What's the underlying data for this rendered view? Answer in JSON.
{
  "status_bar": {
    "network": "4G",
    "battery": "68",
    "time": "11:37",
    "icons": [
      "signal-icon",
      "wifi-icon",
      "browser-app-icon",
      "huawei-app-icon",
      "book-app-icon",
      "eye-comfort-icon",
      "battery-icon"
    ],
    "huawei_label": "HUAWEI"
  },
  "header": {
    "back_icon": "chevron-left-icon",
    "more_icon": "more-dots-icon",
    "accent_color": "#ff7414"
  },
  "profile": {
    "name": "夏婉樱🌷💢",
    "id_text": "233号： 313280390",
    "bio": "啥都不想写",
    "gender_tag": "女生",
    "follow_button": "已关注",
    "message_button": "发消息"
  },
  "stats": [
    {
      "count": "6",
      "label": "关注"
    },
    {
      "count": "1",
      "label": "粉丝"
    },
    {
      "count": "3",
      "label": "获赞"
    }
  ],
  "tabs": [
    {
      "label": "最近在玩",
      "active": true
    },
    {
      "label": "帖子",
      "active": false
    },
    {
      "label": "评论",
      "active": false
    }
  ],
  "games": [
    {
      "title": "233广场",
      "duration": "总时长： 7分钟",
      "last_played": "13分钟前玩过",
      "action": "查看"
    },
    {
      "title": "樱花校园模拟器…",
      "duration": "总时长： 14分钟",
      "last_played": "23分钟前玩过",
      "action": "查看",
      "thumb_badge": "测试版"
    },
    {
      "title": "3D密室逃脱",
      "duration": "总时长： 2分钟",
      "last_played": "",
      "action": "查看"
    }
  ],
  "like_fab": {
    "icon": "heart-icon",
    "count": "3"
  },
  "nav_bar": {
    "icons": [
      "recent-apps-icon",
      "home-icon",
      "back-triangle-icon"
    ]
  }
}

[AIM OF THE EXERCISE]
Copy out each line above, character for character.

[EXERCISE RESPONSE]
What's the underlying data for this rendered view? Answer in JSON.
{
  "status_bar": {
    "network": "4G",
    "battery": "68",
    "time": "11:37",
    "icons": [
      "signal-icon",
      "wifi-icon",
      "browser-app-icon",
      "huawei-app-icon",
      "book-app-icon",
      "eye-comfort-icon",
      "battery-icon"
    ],
    "huawei_label": "HUAWEI"
  },
  "header": {
    "back_icon": "chevron-left-icon",
    "more_icon": "more-dots-icon",
    "accent_color": "#ff7414"
  },
  "profile": {
    "name": "夏婉樱🌷💢",
    "id_text": "233号： 313280390",
    "bio": "啥都不想写",
    "gender_tag": "女生",
    "follow_button": "已关注",
    "message_button": "发消息"
  },
  "stats": [
    {
      "count": "6",
      "label": "关注"
    },
    {
      "count": "1",
      "label": "粉丝"
    },
    {
      "count": "3",
      "label": "获赞"
    }
  ],
  "tabs": [
    {
      "label": "最近在玩",
      "active": true
    },
    {
      "label": "帖子",
      "active": false
    },
    {
      "label": "评论",
      "active": false
    }
  ],
  "games": [
    {
      "title": "233广场",
      "duration": "总时长： 7分钟",
      "last_played": "13分钟前玩过",
      "action": "查看"
    },
    {
      "title": "樱花校园模拟器…",
      "duration": "总时长： 14分钟",
      "last_played": "23分钟前玩过",
      "action": "查看",
      "thumb_badge": "测试版"
    },
    {
      "title": "3D密室逃脱",
      "duration": "总时长： 2分钟",
      "last_played": "",
      "action": "查看"
    }
  ],
  "like_fab": {
    "icon": "heart-icon",
    "count": "3"
  },
  "nav_bar": {
    "icons": [
      "recent-apps-icon",
      "home-icon",
      "back-triangle-icon"
    ]
  }
}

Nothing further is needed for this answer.